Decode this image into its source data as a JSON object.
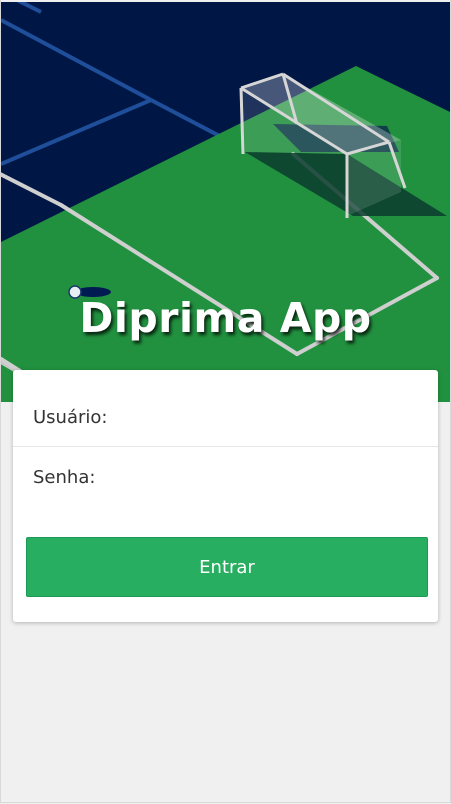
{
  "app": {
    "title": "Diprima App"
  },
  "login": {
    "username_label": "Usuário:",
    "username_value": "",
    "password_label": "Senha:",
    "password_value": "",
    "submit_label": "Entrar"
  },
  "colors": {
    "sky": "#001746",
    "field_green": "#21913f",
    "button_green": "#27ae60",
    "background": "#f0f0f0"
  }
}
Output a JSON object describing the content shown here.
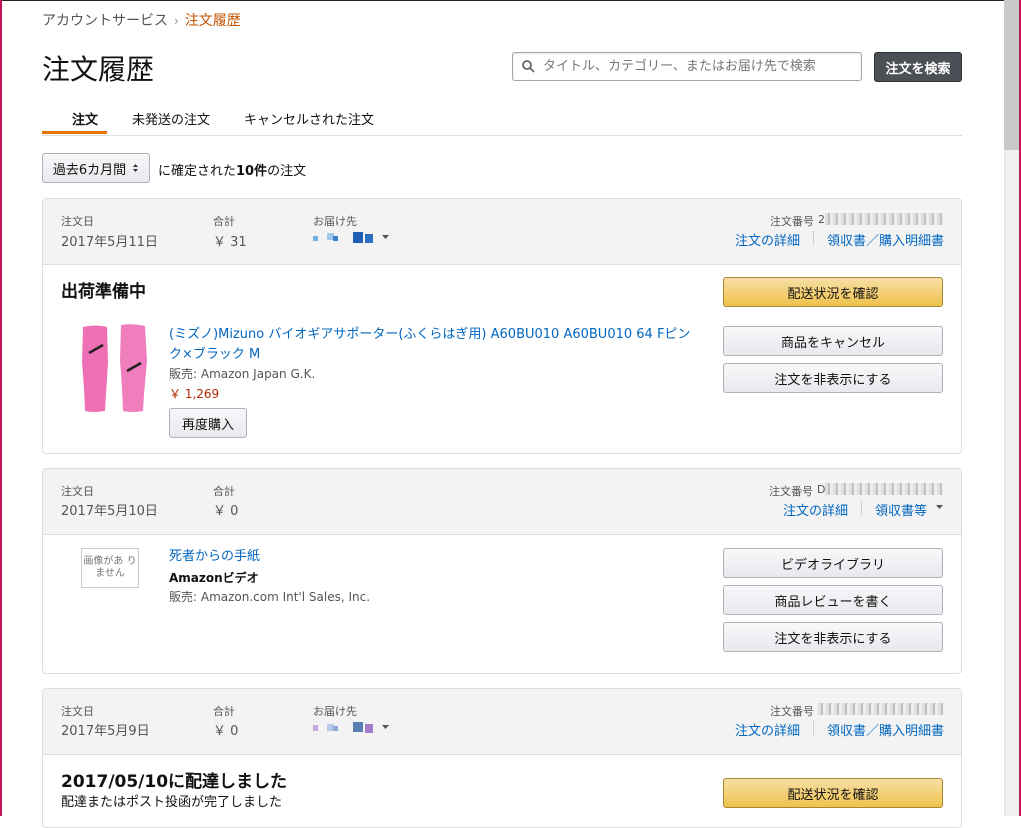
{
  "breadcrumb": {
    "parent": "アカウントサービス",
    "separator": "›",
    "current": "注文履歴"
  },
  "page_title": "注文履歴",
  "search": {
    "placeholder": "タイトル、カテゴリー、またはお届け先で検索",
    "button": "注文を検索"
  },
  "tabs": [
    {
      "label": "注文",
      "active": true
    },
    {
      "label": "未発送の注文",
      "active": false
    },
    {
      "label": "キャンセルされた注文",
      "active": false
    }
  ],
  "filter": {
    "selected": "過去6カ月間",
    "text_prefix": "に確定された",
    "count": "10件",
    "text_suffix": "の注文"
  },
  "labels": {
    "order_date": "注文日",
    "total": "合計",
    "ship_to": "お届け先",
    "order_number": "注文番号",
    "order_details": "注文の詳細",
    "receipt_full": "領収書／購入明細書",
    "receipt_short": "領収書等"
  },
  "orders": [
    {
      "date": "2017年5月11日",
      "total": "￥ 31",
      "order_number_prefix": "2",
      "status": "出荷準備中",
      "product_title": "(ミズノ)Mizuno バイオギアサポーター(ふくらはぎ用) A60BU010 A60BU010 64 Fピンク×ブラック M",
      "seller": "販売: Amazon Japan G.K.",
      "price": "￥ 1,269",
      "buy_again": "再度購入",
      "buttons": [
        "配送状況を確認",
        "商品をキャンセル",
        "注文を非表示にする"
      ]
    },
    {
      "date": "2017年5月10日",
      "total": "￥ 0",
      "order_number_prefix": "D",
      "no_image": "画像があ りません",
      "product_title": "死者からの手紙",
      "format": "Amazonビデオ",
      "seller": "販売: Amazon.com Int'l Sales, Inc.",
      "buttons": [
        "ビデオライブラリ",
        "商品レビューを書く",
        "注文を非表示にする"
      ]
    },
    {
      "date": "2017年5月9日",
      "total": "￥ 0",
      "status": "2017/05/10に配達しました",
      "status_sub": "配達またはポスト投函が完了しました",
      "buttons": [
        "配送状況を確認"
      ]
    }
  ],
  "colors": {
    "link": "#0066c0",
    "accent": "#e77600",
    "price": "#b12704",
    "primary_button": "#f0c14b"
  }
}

= = =

• **Set problem**:
All lines from the line containing "Output a JSON" through the end of the listing above are to be given again exactly; pictures are not part of the copy.

• **Completed task**:
Output a JSON object describing the content shown here.
{
  "breadcrumb": {
    "parent": "アカウントサービス",
    "separator": "›",
    "current": "注文履歴"
  },
  "page_title": "注文履歴",
  "search": {
    "placeholder": "タイトル、カテゴリー、またはお届け先で検索",
    "button": "注文を検索"
  },
  "tabs": [
    {
      "label": "注文",
      "active": true
    },
    {
      "label": "未発送の注文",
      "active": false
    },
    {
      "label": "キャンセルされた注文",
      "active": false
    }
  ],
  "filter": {
    "selected": "過去6カ月間",
    "text_prefix": "に確定された",
    "count": "10件",
    "text_suffix": "の注文"
  },
  "labels": {
    "order_date": "注文日",
    "total": "合計",
    "ship_to": "お届け先",
    "order_number": "注文番号",
    "order_details": "注文の詳細",
    "receipt_full": "領収書／購入明細書",
    "receipt_short": "領収書等"
  },
  "orders": [
    {
      "date": "2017年5月11日",
      "total": "￥ 31",
      "order_number_prefix": "2",
      "status": "出荷準備中",
      "product_title": "(ミズノ)Mizuno バイオギアサポーター(ふくらはぎ用) A60BU010 A60BU010 64 Fピンク×ブラック M",
      "seller": "販売: Amazon Japan G.K.",
      "price": "￥ 1,269",
      "buy_again": "再度購入",
      "buttons": [
        "配送状況を確認",
        "商品をキャンセル",
        "注文を非表示にする"
      ]
    },
    {
      "date": "2017年5月10日",
      "total": "￥ 0",
      "order_number_prefix": "D",
      "no_image": "画像があ りません",
      "product_title": "死者からの手紙",
      "format": "Amazonビデオ",
      "seller": "販売: Amazon.com Int'l Sales, Inc.",
      "buttons": [
        "ビデオライブラリ",
        "商品レビューを書く",
        "注文を非表示にする"
      ]
    },
    {
      "date": "2017年5月9日",
      "total": "￥ 0",
      "status": "2017/05/10に配達しました",
      "status_sub": "配達またはポスト投函が完了しました",
      "buttons": [
        "配送状況を確認"
      ]
    }
  ],
  "colors": {
    "link": "#0066c0",
    "accent": "#e77600",
    "price": "#b12704",
    "primary_button": "#f0c14b"
  }
}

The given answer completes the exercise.